** begin RECORDS SHOWN **

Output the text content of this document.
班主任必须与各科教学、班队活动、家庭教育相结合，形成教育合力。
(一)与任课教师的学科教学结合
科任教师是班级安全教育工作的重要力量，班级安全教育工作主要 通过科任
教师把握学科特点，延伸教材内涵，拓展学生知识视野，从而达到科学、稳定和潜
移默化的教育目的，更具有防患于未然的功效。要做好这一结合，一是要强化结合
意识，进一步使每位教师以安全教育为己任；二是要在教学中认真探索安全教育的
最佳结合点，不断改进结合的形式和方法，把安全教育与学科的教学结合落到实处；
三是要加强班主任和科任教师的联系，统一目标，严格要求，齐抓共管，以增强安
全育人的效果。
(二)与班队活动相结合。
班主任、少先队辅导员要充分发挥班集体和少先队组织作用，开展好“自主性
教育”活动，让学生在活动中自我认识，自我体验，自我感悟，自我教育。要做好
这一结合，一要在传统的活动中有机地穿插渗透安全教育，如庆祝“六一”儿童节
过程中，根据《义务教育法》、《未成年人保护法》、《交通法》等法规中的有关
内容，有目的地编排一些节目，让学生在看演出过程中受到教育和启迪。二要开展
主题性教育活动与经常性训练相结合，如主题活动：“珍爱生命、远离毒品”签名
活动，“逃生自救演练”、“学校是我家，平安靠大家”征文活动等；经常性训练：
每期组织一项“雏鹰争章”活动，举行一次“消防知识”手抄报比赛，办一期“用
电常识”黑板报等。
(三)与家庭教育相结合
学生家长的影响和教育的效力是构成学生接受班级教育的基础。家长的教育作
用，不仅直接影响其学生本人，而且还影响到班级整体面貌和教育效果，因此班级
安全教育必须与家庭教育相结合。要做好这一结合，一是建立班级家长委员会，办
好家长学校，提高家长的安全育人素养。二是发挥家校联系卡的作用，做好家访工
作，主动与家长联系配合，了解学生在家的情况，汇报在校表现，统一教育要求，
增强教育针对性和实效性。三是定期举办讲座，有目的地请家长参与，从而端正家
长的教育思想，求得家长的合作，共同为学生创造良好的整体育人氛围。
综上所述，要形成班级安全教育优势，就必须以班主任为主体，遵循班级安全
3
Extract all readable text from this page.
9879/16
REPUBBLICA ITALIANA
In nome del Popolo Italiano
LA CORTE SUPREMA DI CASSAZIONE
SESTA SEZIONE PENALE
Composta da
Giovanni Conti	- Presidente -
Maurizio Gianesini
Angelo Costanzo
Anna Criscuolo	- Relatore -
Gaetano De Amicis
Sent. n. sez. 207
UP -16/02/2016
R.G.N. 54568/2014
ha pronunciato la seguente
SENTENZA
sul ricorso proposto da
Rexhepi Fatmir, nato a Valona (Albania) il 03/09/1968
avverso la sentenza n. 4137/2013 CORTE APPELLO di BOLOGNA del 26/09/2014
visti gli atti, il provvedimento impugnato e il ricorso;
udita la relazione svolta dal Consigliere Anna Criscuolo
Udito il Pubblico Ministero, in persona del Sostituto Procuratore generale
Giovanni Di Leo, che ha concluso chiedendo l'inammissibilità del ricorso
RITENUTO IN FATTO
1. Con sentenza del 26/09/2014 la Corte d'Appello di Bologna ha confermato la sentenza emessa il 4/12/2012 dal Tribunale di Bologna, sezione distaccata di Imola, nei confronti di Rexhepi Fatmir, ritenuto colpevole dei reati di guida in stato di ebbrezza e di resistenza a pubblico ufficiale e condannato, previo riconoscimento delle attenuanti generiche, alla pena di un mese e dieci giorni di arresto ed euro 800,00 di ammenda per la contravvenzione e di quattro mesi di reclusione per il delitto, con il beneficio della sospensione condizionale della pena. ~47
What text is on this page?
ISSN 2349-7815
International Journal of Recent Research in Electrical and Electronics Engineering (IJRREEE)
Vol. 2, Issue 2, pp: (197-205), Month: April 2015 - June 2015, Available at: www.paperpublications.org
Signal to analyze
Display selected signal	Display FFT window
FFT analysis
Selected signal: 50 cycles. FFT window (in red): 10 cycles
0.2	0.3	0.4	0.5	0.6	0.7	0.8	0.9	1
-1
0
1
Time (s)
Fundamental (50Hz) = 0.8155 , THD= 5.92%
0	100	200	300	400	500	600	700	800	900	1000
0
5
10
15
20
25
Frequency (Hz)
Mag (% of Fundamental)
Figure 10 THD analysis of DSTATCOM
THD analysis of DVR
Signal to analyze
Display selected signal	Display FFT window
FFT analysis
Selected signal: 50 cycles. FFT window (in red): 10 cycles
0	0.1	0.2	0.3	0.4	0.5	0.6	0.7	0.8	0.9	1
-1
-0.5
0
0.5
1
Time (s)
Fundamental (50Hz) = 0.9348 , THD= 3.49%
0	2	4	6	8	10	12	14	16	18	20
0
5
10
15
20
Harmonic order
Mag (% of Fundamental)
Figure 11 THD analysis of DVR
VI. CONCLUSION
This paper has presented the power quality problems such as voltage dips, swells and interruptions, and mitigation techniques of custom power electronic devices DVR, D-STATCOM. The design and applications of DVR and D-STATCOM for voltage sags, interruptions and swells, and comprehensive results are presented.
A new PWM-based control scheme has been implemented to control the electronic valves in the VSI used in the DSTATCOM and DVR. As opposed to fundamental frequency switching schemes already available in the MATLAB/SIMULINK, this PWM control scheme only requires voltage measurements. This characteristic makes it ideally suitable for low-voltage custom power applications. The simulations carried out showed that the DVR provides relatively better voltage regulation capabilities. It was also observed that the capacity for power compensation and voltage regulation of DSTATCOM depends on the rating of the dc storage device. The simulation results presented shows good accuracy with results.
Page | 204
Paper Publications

** end RECORDS SHOWN **

Look through the data and gather every line with the string "要做好这一结合" in it.

EXERCISE OUTPUT:
移默化的教育目的，更具有防患于未然的功效。要做好这一结合，一是要强化结合
安全教育必须与家庭教育相结合。要做好这一结合，一是建立班级家长委员会，办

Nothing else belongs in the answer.